### Problem to solve
List all lines in the material below that contain "take".

Start of Material provided

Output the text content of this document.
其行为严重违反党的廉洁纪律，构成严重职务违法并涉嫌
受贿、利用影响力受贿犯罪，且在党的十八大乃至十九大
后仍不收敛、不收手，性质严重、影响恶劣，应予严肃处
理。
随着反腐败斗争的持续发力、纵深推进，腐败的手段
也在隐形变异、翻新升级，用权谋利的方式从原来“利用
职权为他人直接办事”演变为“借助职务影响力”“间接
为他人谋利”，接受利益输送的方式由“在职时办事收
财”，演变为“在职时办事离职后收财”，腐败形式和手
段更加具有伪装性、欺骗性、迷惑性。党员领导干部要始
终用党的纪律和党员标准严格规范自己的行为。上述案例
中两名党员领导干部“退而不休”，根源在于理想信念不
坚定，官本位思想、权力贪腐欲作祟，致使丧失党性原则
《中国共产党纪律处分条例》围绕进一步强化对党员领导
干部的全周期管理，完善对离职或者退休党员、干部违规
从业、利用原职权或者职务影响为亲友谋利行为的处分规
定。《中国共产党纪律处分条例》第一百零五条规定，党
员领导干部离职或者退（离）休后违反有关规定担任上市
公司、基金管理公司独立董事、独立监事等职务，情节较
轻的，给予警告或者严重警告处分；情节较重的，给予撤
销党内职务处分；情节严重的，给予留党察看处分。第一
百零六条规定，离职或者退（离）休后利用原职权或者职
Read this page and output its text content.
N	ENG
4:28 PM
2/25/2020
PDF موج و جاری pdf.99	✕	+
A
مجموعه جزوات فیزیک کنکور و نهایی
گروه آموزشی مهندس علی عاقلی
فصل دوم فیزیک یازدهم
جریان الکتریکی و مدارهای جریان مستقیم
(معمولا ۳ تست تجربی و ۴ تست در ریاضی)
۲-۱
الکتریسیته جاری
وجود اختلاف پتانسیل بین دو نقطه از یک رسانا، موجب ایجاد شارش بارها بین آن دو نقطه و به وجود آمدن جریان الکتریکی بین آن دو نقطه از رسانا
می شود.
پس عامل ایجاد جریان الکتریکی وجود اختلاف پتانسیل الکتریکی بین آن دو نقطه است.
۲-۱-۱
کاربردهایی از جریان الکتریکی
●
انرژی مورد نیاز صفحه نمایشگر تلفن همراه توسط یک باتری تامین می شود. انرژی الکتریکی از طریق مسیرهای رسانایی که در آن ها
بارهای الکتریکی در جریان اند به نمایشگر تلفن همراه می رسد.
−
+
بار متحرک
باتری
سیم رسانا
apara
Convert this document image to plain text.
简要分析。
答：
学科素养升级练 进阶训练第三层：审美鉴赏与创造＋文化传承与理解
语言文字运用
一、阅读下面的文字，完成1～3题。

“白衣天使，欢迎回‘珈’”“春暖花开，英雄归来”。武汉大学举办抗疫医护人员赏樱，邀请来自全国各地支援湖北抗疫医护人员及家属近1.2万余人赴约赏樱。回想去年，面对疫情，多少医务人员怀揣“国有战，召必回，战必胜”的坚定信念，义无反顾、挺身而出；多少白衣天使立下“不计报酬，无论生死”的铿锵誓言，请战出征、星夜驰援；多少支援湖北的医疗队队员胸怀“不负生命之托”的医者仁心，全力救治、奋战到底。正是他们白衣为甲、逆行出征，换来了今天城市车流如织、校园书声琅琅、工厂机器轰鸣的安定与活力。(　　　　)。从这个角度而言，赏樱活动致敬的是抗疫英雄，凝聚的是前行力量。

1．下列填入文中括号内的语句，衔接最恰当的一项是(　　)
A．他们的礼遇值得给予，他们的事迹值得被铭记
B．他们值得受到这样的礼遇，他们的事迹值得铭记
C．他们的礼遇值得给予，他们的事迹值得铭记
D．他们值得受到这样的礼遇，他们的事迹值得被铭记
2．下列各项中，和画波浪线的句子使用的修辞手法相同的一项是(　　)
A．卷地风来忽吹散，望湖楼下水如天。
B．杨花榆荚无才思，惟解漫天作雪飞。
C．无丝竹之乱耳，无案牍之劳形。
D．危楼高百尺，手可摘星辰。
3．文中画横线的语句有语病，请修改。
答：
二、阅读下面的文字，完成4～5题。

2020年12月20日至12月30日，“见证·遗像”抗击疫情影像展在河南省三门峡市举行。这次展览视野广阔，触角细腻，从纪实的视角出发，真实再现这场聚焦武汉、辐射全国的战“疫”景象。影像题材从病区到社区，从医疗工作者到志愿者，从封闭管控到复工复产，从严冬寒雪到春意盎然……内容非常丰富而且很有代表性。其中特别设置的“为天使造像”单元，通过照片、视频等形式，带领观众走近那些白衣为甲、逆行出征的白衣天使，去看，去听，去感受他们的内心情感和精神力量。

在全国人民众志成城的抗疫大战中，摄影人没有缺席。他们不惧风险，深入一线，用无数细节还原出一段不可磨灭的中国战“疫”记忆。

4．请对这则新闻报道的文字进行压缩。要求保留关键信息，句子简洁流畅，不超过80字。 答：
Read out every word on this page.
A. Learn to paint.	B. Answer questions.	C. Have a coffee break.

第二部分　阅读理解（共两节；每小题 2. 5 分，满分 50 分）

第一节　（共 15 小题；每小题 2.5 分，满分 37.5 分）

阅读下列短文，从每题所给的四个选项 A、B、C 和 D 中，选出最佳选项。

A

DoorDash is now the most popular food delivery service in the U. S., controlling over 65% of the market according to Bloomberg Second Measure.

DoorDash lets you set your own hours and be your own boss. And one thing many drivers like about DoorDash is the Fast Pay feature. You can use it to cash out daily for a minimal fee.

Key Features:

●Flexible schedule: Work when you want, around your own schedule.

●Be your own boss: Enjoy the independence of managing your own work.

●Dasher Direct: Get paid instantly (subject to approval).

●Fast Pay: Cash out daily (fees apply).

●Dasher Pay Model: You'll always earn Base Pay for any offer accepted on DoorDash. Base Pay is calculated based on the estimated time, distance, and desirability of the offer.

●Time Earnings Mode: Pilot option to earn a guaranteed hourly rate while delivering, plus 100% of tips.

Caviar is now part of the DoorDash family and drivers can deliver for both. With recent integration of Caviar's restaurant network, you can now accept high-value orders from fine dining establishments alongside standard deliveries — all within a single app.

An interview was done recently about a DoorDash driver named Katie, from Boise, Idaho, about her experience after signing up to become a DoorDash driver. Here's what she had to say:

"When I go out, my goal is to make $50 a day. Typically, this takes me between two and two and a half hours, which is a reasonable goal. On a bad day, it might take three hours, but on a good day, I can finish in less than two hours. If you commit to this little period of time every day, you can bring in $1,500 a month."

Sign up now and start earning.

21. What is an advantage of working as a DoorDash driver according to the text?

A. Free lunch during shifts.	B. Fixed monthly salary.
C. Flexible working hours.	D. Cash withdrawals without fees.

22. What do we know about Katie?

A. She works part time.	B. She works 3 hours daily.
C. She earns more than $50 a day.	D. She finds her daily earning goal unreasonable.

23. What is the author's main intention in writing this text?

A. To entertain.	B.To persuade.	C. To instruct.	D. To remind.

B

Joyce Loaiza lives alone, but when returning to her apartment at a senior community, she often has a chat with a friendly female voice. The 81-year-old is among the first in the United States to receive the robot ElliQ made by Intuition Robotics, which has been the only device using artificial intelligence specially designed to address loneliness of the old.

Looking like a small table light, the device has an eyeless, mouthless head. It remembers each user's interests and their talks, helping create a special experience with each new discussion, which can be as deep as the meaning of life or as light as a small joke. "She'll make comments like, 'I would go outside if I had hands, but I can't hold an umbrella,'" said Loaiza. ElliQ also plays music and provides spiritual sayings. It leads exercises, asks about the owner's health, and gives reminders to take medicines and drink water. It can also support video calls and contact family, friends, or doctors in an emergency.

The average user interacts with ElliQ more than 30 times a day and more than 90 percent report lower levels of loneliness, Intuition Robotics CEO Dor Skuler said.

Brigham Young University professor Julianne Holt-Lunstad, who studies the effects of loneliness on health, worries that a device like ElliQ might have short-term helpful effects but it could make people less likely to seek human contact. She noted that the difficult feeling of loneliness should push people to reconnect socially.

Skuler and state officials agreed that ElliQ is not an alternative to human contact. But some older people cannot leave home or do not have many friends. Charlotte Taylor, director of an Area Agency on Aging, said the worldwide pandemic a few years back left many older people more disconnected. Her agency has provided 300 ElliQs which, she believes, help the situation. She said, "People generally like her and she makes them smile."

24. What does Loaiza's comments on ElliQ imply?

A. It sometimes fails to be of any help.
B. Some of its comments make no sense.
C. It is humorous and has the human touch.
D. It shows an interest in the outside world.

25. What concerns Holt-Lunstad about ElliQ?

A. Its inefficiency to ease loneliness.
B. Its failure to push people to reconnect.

End of Material provided

### Complete answer
"When I go out, my goal is to make $50 a day. Typically, this takes me between two and two and a half hours, which is a reasonable goal. On a bad day, it might take three hours, but on a good day, I can finish in less than two hours. If you commit to this little period of time every day, you can bring in $1,500 a month."
Looking like a small table light, the device has an eyeless, mouthless head. It remembers each user's interests and their talks, helping create a special experience with each new discussion, which can be as deep as the meaning of life or as light as a small joke. "She'll make comments like, 'I would go outside if I had hands, but I can't hold an umbrella,'" said Loaiza. ElliQ also plays music and provides spiritual sayings. It leads exercises, asks about the owner's health, and gives reminders to take medicines and drink water. It can also support video calls and contact family, friends, or doctors in an emergency.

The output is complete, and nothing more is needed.